Directions for this task.
The complete listing should be restated exactly.

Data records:

-------

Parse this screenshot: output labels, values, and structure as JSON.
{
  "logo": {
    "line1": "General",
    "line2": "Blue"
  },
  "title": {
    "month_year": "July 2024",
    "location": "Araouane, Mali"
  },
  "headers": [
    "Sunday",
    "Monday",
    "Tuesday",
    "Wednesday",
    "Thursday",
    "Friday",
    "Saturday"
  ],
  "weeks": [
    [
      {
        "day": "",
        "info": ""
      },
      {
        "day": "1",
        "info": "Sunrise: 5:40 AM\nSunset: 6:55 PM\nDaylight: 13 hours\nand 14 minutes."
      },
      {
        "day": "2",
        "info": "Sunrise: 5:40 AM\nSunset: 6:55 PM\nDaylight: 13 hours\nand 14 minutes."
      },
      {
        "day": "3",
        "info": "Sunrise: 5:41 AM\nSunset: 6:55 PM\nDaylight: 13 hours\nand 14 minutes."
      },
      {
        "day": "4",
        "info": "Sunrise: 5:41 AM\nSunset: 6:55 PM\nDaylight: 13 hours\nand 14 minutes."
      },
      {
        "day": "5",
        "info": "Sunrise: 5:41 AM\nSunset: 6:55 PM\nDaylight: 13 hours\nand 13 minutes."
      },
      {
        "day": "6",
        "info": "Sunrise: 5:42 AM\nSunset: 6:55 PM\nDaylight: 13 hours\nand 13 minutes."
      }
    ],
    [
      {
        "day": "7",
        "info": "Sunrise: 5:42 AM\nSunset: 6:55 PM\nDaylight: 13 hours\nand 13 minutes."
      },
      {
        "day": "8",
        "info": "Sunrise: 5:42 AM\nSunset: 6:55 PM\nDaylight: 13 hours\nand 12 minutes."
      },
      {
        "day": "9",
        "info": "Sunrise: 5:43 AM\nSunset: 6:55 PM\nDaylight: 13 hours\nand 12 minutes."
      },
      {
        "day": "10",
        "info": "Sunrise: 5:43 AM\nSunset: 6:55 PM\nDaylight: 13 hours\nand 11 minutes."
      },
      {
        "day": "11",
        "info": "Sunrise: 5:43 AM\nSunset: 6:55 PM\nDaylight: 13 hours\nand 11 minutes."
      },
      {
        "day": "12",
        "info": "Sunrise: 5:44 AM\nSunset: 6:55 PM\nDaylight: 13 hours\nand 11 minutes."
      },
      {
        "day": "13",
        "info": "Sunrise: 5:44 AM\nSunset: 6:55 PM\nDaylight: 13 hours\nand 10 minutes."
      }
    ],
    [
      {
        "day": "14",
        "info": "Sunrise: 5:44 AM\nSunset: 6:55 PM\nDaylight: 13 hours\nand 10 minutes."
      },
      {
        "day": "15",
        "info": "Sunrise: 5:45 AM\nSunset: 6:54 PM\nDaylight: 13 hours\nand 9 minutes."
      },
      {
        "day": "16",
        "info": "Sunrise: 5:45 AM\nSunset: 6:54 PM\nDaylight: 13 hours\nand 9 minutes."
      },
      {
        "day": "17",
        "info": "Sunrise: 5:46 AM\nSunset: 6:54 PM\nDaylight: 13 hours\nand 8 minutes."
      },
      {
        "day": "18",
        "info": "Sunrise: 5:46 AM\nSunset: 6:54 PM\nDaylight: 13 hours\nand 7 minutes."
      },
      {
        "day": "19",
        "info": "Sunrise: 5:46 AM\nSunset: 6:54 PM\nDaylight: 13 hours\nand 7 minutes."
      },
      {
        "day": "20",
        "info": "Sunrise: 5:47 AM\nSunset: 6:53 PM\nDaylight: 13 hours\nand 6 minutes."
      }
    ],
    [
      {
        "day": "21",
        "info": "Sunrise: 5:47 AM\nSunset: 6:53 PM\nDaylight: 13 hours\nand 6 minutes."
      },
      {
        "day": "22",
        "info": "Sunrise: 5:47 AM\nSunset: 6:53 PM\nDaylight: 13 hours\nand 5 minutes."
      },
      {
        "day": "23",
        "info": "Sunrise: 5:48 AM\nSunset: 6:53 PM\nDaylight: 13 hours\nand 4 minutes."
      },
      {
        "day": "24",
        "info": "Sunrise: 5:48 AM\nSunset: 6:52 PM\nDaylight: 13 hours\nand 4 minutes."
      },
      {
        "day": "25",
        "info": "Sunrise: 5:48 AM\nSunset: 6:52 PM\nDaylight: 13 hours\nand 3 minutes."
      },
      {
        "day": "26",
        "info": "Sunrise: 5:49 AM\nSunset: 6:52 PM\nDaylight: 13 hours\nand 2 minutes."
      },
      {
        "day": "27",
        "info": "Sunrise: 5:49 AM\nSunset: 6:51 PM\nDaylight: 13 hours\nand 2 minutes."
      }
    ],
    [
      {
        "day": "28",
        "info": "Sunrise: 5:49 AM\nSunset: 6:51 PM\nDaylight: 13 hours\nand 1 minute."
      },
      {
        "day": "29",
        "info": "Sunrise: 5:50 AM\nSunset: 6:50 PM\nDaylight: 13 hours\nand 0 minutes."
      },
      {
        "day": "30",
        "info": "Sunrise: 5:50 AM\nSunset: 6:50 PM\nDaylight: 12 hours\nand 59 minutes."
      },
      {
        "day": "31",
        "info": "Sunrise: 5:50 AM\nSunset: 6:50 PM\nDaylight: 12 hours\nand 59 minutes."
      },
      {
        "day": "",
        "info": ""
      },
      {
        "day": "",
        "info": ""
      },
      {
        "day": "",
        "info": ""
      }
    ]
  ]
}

-------

Final result.
Parse this screenshot: output labels, values, and structure as JSON.
{
  "logo": {
    "line1": "General",
    "line2": "Blue"
  },
  "title": {
    "month_year": "July 2024",
    "location": "Araouane, Mali"
  },
  "headers": [
    "Sunday",
    "Monday",
    "Tuesday",
    "Wednesday",
    "Thursday",
    "Friday",
    "Saturday"
  ],
  "weeks": [
    [
      {
        "day": "",
        "info": ""
      },
      {
        "day": "1",
        "info": "Sunrise: 5:40 AM\nSunset: 6:55 PM\nDaylight: 13 hours\nand 14 minutes."
      },
      {
        "day": "2",
        "info": "Sunrise: 5:40 AM\nSunset: 6:55 PM\nDaylight: 13 hours\nand 14 minutes."
      },
      {
        "day": "3",
        "info": "Sunrise: 5:41 AM\nSunset: 6:55 PM\nDaylight: 13 hours\nand 14 minutes."
      },
      {
        "day": "4",
        "info": "Sunrise: 5:41 AM\nSunset: 6:55 PM\nDaylight: 13 hours\nand 14 minutes."
      },
      {
        "day": "5",
        "info": "Sunrise: 5:41 AM\nSunset: 6:55 PM\nDaylight: 13 hours\nand 13 minutes."
      },
      {
        "day": "6",
        "info": "Sunrise: 5:42 AM\nSunset: 6:55 PM\nDaylight: 13 hours\nand 13 minutes."
      }
    ],
    [
      {
        "day": "7",
        "info": "Sunrise: 5:42 AM\nSunset: 6:55 PM\nDaylight: 13 hours\nand 13 minutes."
      },
      {
        "day": "8",
        "info": "Sunrise: 5:42 AM\nSunset: 6:55 PM\nDaylight: 13 hours\nand 12 minutes."
      },
      {
        "day": "9",
        "info": "Sunrise: 5:43 AM\nSunset: 6:55 PM\nDaylight: 13 hours\nand 12 minutes."
      },
      {
        "day": "10",
        "info": "Sunrise: 5:43 AM\nSunset: 6:55 PM\nDaylight: 13 hours\nand 11 minutes."
      },
      {
        "day": "11",
        "info": "Sunrise: 5:43 AM\nSunset: 6:55 PM\nDaylight: 13 hours\nand 11 minutes."
      },
      {
        "day": "12",
        "info": "Sunrise: 5:44 AM\nSunset: 6:55 PM\nDaylight: 13 hours\nand 11 minutes."
      },
      {
        "day": "13",
        "info": "Sunrise: 5:44 AM\nSunset: 6:55 PM\nDaylight: 13 hours\nand 10 minutes."
      }
    ],
    [
      {
        "day": "14",
        "info": "Sunrise: 5:44 AM\nSunset: 6:55 PM\nDaylight: 13 hours\nand 10 minutes."
      },
      {
        "day": "15",
        "info": "Sunrise: 5:45 AM\nSunset: 6:54 PM\nDaylight: 13 hours\nand 9 minutes."
      },
      {
        "day": "16",
        "info": "Sunrise: 5:45 AM\nSunset: 6:54 PM\nDaylight: 13 hours\nand 9 minutes."
      },
      {
        "day": "17",
        "info": "Sunrise: 5:46 AM\nSunset: 6:54 PM\nDaylight: 13 hours\nand 8 minutes."
      },
      {
        "day": "18",
        "info": "Sunrise: 5:46 AM\nSunset: 6:54 PM\nDaylight: 13 hours\nand 7 minutes."
      },
      {
        "day": "19",
        "info": "Sunrise: 5:46 AM\nSunset: 6:54 PM\nDaylight: 13 hours\nand 7 minutes."
      },
      {
        "day": "20",
        "info": "Sunrise: 5:47 AM\nSunset: 6:53 PM\nDaylight: 13 hours\nand 6 minutes."
      }
    ],
    [
      {
        "day": "21",
        "info": "Sunrise: 5:47 AM\nSunset: 6:53 PM\nDaylight: 13 hours\nand 6 minutes."
      },
      {
        "day": "22",
        "info": "Sunrise: 5:47 AM\nSunset: 6:53 PM\nDaylight: 13 hours\nand 5 minutes."
      },
      {
        "day": "23",
        "info": "Sunrise: 5:48 AM\nSunset: 6:53 PM\nDaylight: 13 hours\nand 4 minutes."
      },
      {
        "day": "24",
        "info": "Sunrise: 5:48 AM\nSunset: 6:52 PM\nDaylight: 13 hours\nand 4 minutes."
      },
      {
        "day": "25",
        "info": "Sunrise: 5:48 AM\nSunset: 6:52 PM\nDaylight: 13 hours\nand 3 minutes."
      },
      {
        "day": "26",
        "info": "Sunrise: 5:49 AM\nSunset: 6:52 PM\nDaylight: 13 hours\nand 2 minutes."
      },
      {
        "day": "27",
        "info": "Sunrise: 5:49 AM\nSunset: 6:51 PM\nDaylight: 13 hours\nand 2 minutes."
      }
    ],
    [
      {
        "day": "28",
        "info": "Sunrise: 5:49 AM\nSunset: 6:51 PM\nDaylight: 13 hours\nand 1 minute."
      },
      {
        "day": "29",
        "info": "Sunrise: 5:50 AM\nSunset: 6:50 PM\nDaylight: 13 hours\nand 0 minutes."
      },
      {
        "day": "30",
        "info": "Sunrise: 5:50 AM\nSunset: 6:50 PM\nDaylight: 12 hours\nand 59 minutes."
      },
      {
        "day": "31",
        "info": "Sunrise: 5:50 AM\nSunset: 6:50 PM\nDaylight: 12 hours\nand 59 minutes."
      },
      {
        "day": "",
        "info": ""
      },
      {
        "day": "",
        "info": ""
      },
      {
        "day": "",
        "info": ""
      }
    ]
  ]
}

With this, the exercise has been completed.